• **WHAT NEEDS TO BE DONE**:
Restate each of the lines below word for word and drop every picture.

• **INPUT FOR THIS TASK**:
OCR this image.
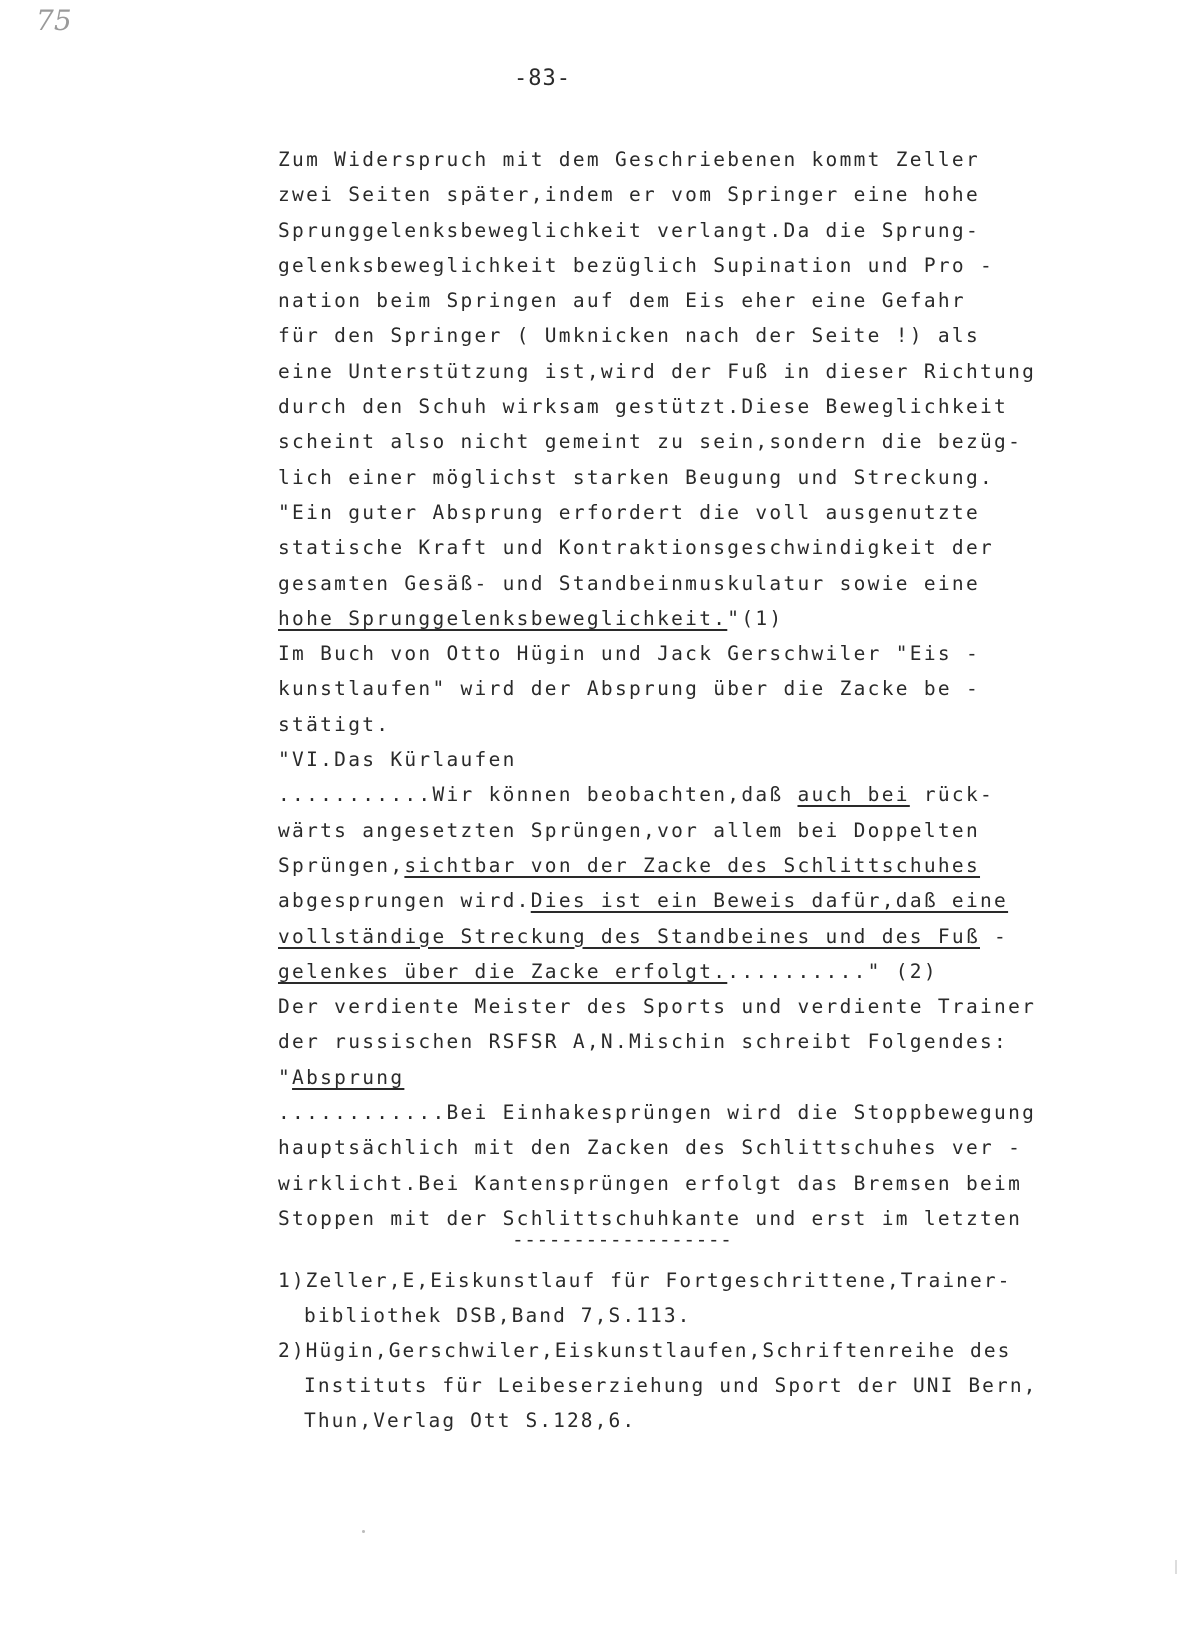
75
-83-
Zum Widerspruch mit dem Geschriebenen kommt Zeller
zwei Seiten später,indem er vom Springer eine hohe
Sprunggelenksbeweglichkeit verlangt.Da die Sprung-
gelenksbeweglichkeit bezüglich Supination und Pro -
nation beim Springen auf dem Eis eher eine Gefahr
für den Springer ( Umknicken nach der Seite !) als
eine Unterstützung ist,wird der Fuß in dieser Richtung
durch den Schuh wirksam gestützt.Diese Beweglichkeit
scheint also nicht gemeint zu sein,sondern die bezüg-
lich einer möglichst starken Beugung und Streckung.
"Ein guter Absprung erfordert die voll ausgenutzte
statische Kraft und Kontraktionsgeschwindigkeit der
gesamten Gesäß- und Standbeinmuskulatur sowie eine
hohe Sprunggelenksbeweglichkeit."(1)
Im Buch von Otto Hügin und Jack Gerschwiler "Eis -
kunstlaufen" wird der Absprung über die Zacke be -
stätigt.
"VI.Das Kürlaufen
...........Wir können beobachten,daß auch bei rück-
wärts angesetzten Sprüngen,vor allem bei Doppelten
Sprüngen,sichtbar von der Zacke des Schlittschuhes
abgesprungen wird.Dies ist ein Beweis dafür,daß eine
vollständige Streckung des Standbeines und des Fuß -
gelenkes über die Zacke erfolgt..........." (2)
Der verdiente Meister des Sports und verdiente Trainer
der russischen RSFSR A,N.Mischin schreibt Folgendes:
"Absprung
............Bei Einhakesprüngen wird die Stoppbewegung
hauptsächlich mit den Zacken des Schlittschuhes ver -
wirklicht.Bei Kantensprüngen erfolgt das Bremsen beim
Stoppen mit der Schlittschuhkante und erst im letzten
------------------
1)Zeller,E,Eiskunstlauf für Fortgeschrittene,Trainer-
bibliothek DSB,Band 7,S.113.
2)Hügin,Gerschwiler,Eiskunstlaufen,Schriftenreihe des
Instituts für Leibeserziehung und Sport der UNI Bern,
Thun,Verlag Ott S.128,6.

• **WRITTEN ANSWER**:
OCR this image.
75
-83-
Zum Widerspruch mit dem Geschriebenen kommt Zeller
zwei Seiten später,indem er vom Springer eine hohe
Sprunggelenksbeweglichkeit verlangt.Da die Sprung-
gelenksbeweglichkeit bezüglich Supination und Pro -
nation beim Springen auf dem Eis eher eine Gefahr
für den Springer ( Umknicken nach der Seite !) als
eine Unterstützung ist,wird der Fuß in dieser Richtung
durch den Schuh wirksam gestützt.Diese Beweglichkeit
scheint also nicht gemeint zu sein,sondern die bezüg-
lich einer möglichst starken Beugung und Streckung.
"Ein guter Absprung erfordert die voll ausgenutzte
statische Kraft und Kontraktionsgeschwindigkeit der
gesamten Gesäß- und Standbeinmuskulatur sowie eine
hohe Sprunggelenksbeweglichkeit."(1)
Im Buch von Otto Hügin und Jack Gerschwiler "Eis -
kunstlaufen" wird der Absprung über die Zacke be -
stätigt.
"VI.Das Kürlaufen
...........Wir können beobachten,daß auch bei rück-
wärts angesetzten Sprüngen,vor allem bei Doppelten
Sprüngen,sichtbar von der Zacke des Schlittschuhes
abgesprungen wird.Dies ist ein Beweis dafür,daß eine
vollständige Streckung des Standbeines und des Fuß -
gelenkes über die Zacke erfolgt..........." (2)
Der verdiente Meister des Sports und verdiente Trainer
der russischen RSFSR A,N.Mischin schreibt Folgendes:
"Absprung
............Bei Einhakesprüngen wird die Stoppbewegung
hauptsächlich mit den Zacken des Schlittschuhes ver -
wirklicht.Bei Kantensprüngen erfolgt das Bremsen beim
Stoppen mit der Schlittschuhkante und erst im letzten
------------------
1)Zeller,E,Eiskunstlauf für Fortgeschrittene,Trainer-
bibliothek DSB,Band 7,S.113.
2)Hügin,Gerschwiler,Eiskunstlaufen,Schriftenreihe des
Instituts für Leibeserziehung und Sport der UNI Bern,
Thun,Verlag Ott S.128,6.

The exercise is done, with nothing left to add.